What you need to do = Keep the pictures out and restate every record exactly.

Items listed in a dataset

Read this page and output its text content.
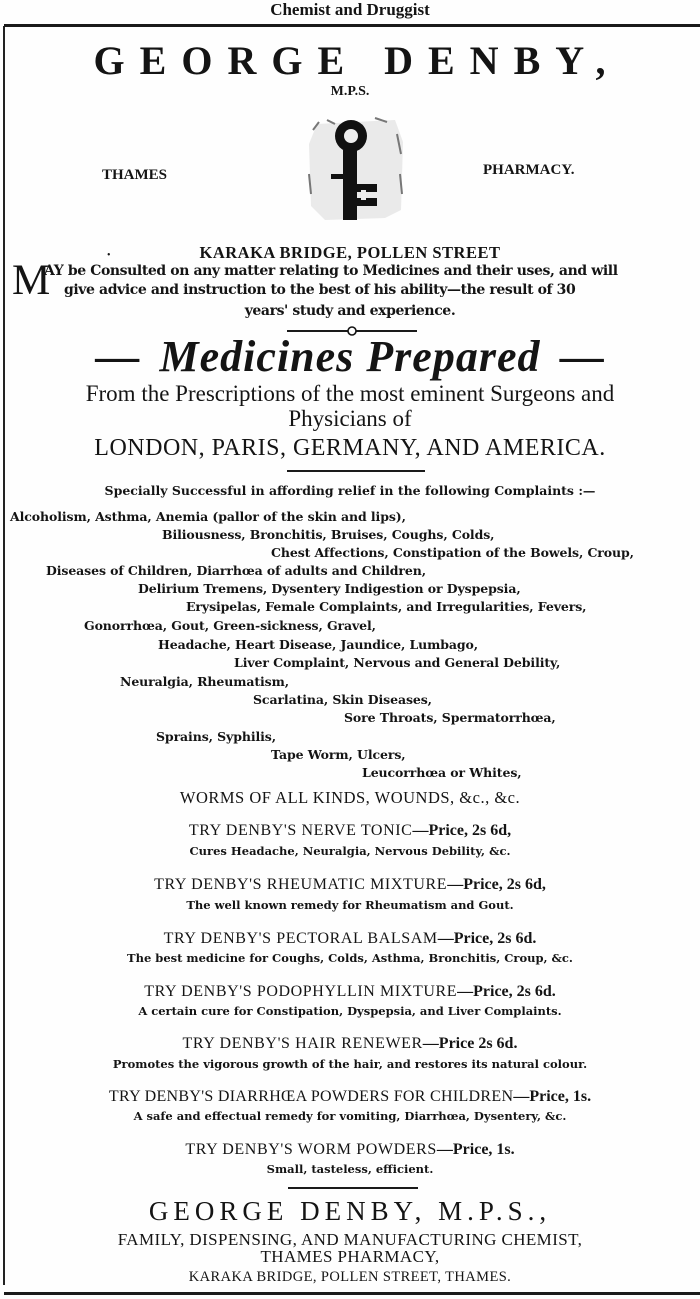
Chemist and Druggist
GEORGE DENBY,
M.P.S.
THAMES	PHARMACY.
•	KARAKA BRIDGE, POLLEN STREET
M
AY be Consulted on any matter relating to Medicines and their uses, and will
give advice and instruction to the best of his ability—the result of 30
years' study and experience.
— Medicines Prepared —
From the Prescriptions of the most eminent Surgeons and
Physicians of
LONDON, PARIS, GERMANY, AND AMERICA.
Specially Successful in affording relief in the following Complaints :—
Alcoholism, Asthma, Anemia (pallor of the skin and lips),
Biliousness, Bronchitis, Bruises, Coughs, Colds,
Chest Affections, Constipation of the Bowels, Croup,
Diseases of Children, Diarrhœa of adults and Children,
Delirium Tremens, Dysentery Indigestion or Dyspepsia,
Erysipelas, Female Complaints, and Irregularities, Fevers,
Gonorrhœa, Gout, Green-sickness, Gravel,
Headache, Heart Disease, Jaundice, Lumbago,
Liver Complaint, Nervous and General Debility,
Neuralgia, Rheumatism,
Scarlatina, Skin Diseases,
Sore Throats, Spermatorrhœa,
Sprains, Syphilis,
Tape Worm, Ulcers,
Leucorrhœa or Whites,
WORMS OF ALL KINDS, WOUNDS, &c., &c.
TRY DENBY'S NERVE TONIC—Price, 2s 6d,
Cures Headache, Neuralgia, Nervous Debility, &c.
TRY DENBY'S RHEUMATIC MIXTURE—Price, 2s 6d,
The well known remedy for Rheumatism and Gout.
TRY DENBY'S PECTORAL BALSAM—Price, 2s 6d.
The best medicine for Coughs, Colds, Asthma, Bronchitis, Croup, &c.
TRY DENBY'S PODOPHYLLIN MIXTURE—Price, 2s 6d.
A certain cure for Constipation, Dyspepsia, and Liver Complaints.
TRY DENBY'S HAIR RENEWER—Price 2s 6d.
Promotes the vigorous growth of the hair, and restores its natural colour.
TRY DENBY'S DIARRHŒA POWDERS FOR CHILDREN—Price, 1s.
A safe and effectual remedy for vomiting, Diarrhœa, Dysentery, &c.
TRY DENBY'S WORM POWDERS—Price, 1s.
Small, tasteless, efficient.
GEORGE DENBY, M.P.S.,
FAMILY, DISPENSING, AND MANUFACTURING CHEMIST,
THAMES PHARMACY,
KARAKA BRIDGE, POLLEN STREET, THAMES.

Answer to this problem =
Read this page and output its text content.
Chemist and Druggist
GEORGE DENBY,
M.P.S.
THAMES	PHARMACY.
•	KARAKA BRIDGE, POLLEN STREET
M
AY be Consulted on any matter relating to Medicines and their uses, and will
give advice and instruction to the best of his ability—the result of 30
years' study and experience.
— Medicines Prepared —
From the Prescriptions of the most eminent Surgeons and
Physicians of
LONDON, PARIS, GERMANY, AND AMERICA.
Specially Successful in affording relief in the following Complaints :—
Alcoholism, Asthma, Anemia (pallor of the skin and lips),
Biliousness, Bronchitis, Bruises, Coughs, Colds,
Chest Affections, Constipation of the Bowels, Croup,
Diseases of Children, Diarrhœa of adults and Children,
Delirium Tremens, Dysentery Indigestion or Dyspepsia,
Erysipelas, Female Complaints, and Irregularities, Fevers,
Gonorrhœa, Gout, Green-sickness, Gravel,
Headache, Heart Disease, Jaundice, Lumbago,
Liver Complaint, Nervous and General Debility,
Neuralgia, Rheumatism,
Scarlatina, Skin Diseases,
Sore Throats, Spermatorrhœa,
Sprains, Syphilis,
Tape Worm, Ulcers,
Leucorrhœa or Whites,
WORMS OF ALL KINDS, WOUNDS, &c., &c.
TRY DENBY'S NERVE TONIC—Price, 2s 6d,
Cures Headache, Neuralgia, Nervous Debility, &c.
TRY DENBY'S RHEUMATIC MIXTURE—Price, 2s 6d,
The well known remedy for Rheumatism and Gout.
TRY DENBY'S PECTORAL BALSAM—Price, 2s 6d.
The best medicine for Coughs, Colds, Asthma, Bronchitis, Croup, &c.
TRY DENBY'S PODOPHYLLIN MIXTURE—Price, 2s 6d.
A certain cure for Constipation, Dyspepsia, and Liver Complaints.
TRY DENBY'S HAIR RENEWER—Price 2s 6d.
Promotes the vigorous growth of the hair, and restores its natural colour.
TRY DENBY'S DIARRHŒA POWDERS FOR CHILDREN—Price, 1s.
A safe and effectual remedy for vomiting, Diarrhœa, Dysentery, &c.
TRY DENBY'S WORM POWDERS—Price, 1s.
Small, tasteless, efficient.
GEORGE DENBY, M.P.S.,
FAMILY, DISPENSING, AND MANUFACTURING CHEMIST,
THAMES PHARMACY,
KARAKA BRIDGE, POLLEN STREET, THAMES.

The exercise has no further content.